SHORT PROBLEM: Each record below must be returned exactly as shown.

-- begin ENTRIES SUPPLIED --

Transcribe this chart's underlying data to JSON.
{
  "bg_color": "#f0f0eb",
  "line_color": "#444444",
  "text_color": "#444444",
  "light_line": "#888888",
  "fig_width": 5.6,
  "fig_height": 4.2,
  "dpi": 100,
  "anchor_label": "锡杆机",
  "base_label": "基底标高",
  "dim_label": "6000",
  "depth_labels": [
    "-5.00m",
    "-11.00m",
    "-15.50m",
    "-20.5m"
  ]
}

-- end ENTRIES SUPPLIED --

THE COMPLETED TASK:
Transcribe this chart's underlying data to JSON.
{
  "bg_color": "#f0f0eb",
  "line_color": "#444444",
  "text_color": "#444444",
  "light_line": "#888888",
  "fig_width": 5.6,
  "fig_height": 4.2,
  "dpi": 100,
  "anchor_label": "锡杆机",
  "base_label": "基底标高",
  "dim_label": "6000",
  "depth_labels": [
    "-5.00m",
    "-11.00m",
    "-15.50m",
    "-20.5m"
  ]
}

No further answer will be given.